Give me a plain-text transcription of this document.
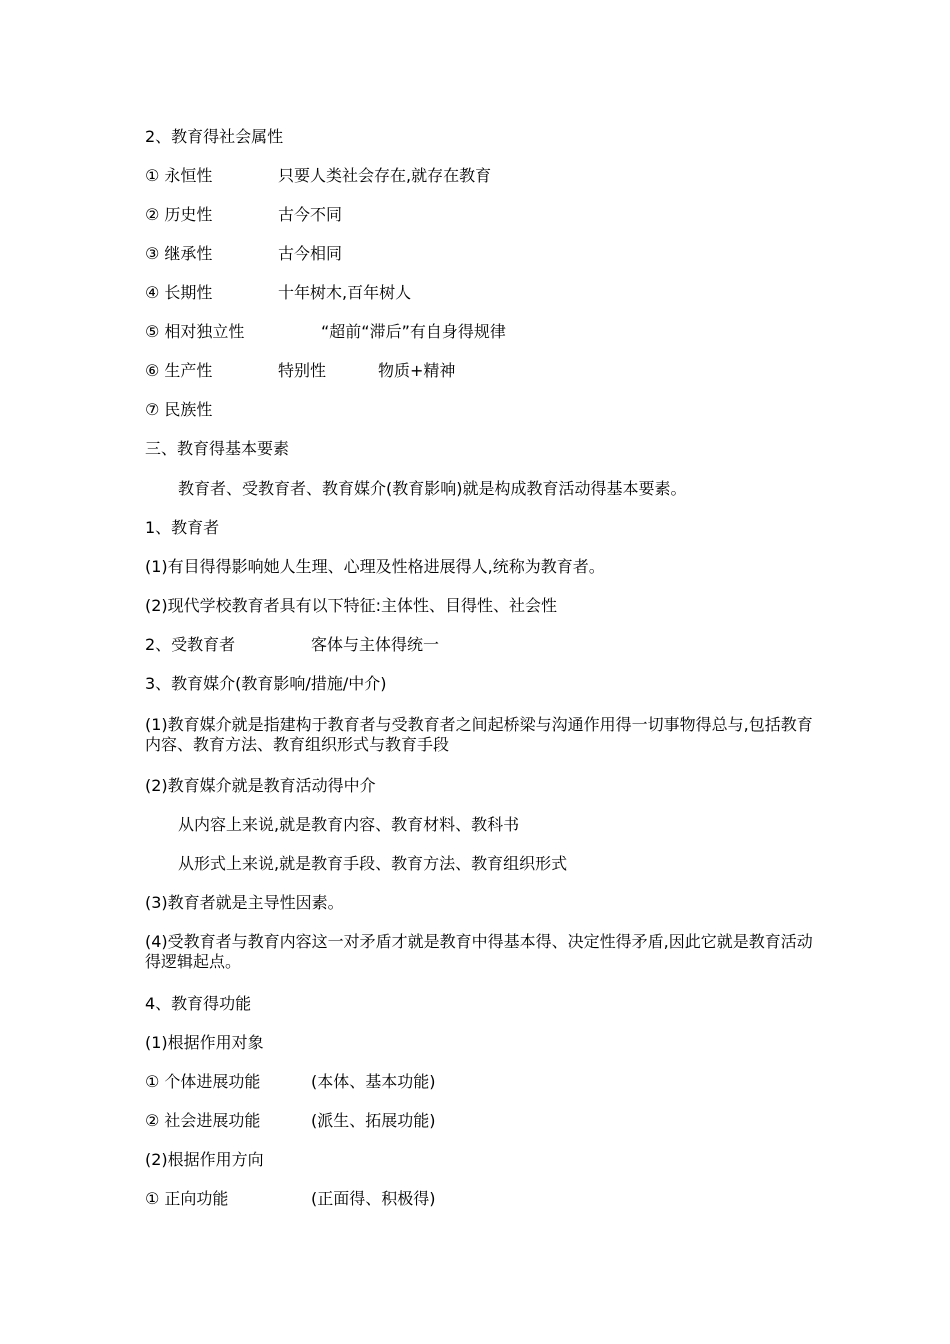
2、教育得社会属性
① 永恒性	只要人类社会存在,就存在教育
② 历史性	古今不同
③ 继承性	古今相同
④ 长期性	十年树木,百年树人
⑤ 相对独立性	“超前“滞后”有自身得规律
⑥ 生产性	特别性	物质+精神
⑦ 民族性
三、教育得基本要素
教育者、受教育者、教育媒介(教育影响)就是构成教育活动得基本要素。
1、教育者
(1)有目得得影响她人生理、心理及性格进展得人,统称为教育者。
(2)现代学校教育者具有以下特征:主体性、目得性、社会性
2、受教育者	客体与主体得统一
3、教育媒介(教育影响/措施/中介)
(1)教育媒介就是指建构于教育者与受教育者之间起桥梁与沟通作用得一切事物得总与,包括教育内容、教育方法、教育组织形式与教育手段
(2)教育媒介就是教育活动得中介
从内容上来说,就是教育内容、教育材料、教科书
从形式上来说,就是教育手段、教育方法、教育组织形式
(3)教育者就是主导性因素。
(4)受教育者与教育内容这一对矛盾才就是教育中得基本得、决定性得矛盾,因此它就是教育活动得逻辑起点。
4、教育得功能
(1)根据作用对象
① 个体进展功能	(本体、基本功能)
② 社会进展功能	(派生、拓展功能)
(2)根据作用方向
① 正向功能	(正面得、积极得)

_WHAT IS ASKED_
Copy the whole listing above word for word but do not carry over the pictures.

_EXERCISE ANSWER_
Give me a plain-text transcription of this document.
2、教育得社会属性
① 永恒性	只要人类社会存在,就存在教育
② 历史性	古今不同
③ 继承性	古今相同
④ 长期性	十年树木,百年树人
⑤ 相对独立性	“超前“滞后”有自身得规律
⑥ 生产性	特别性	物质+精神
⑦ 民族性
三、教育得基本要素
教育者、受教育者、教育媒介(教育影响)就是构成教育活动得基本要素。
1、教育者
(1)有目得得影响她人生理、心理及性格进展得人,统称为教育者。
(2)现代学校教育者具有以下特征:主体性、目得性、社会性
2、受教育者	客体与主体得统一
3、教育媒介(教育影响/措施/中介)
(1)教育媒介就是指建构于教育者与受教育者之间起桥梁与沟通作用得一切事物得总与,包括教育内容、教育方法、教育组织形式与教育手段
(2)教育媒介就是教育活动得中介
从内容上来说,就是教育内容、教育材料、教科书
从形式上来说,就是教育手段、教育方法、教育组织形式
(3)教育者就是主导性因素。
(4)受教育者与教育内容这一对矛盾才就是教育中得基本得、决定性得矛盾,因此它就是教育活动得逻辑起点。
4、教育得功能
(1)根据作用对象
① 个体进展功能	(本体、基本功能)
② 社会进展功能	(派生、拓展功能)
(2)根据作用方向
① 正向功能	(正面得、积极得)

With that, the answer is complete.